Records about charts and figures:
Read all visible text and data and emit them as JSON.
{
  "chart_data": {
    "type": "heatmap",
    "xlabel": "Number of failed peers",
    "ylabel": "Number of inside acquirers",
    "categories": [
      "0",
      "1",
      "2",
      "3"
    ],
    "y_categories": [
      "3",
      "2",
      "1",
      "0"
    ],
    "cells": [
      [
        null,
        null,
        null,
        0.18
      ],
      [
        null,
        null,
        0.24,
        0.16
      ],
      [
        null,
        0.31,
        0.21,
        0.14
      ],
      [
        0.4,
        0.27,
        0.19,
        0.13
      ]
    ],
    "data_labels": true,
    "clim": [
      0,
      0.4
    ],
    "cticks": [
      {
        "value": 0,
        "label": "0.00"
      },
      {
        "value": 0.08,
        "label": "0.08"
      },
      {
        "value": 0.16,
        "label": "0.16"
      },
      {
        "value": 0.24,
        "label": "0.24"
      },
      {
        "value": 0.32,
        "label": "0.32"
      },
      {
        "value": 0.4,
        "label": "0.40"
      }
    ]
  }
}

_AIM OF THE EXERCISE_
Return what is listed above, exactly and completely.

_RESULT OF THE EXERCISE_
Read all visible text and data and emit them as JSON.
{
  "chart_data": {
    "type": "heatmap",
    "xlabel": "Number of failed peers",
    "ylabel": "Number of inside acquirers",
    "categories": [
      "0",
      "1",
      "2",
      "3"
    ],
    "y_categories": [
      "3",
      "2",
      "1",
      "0"
    ],
    "cells": [
      [
        null,
        null,
        null,
        0.18
      ],
      [
        null,
        null,
        0.24,
        0.16
      ],
      [
        null,
        0.31,
        0.21,
        0.14
      ],
      [
        0.4,
        0.27,
        0.19,
        0.13
      ]
    ],
    "data_labels": true,
    "clim": [
      0,
      0.4
    ],
    "cticks": [
      {
        "value": 0,
        "label": "0.00"
      },
      {
        "value": 0.08,
        "label": "0.08"
      },
      {
        "value": 0.16,
        "label": "0.16"
      },
      {
        "value": 0.24,
        "label": "0.24"
      },
      {
        "value": 0.32,
        "label": "0.32"
      },
      {
        "value": 0.4,
        "label": "0.40"
      }
    ]
  }
}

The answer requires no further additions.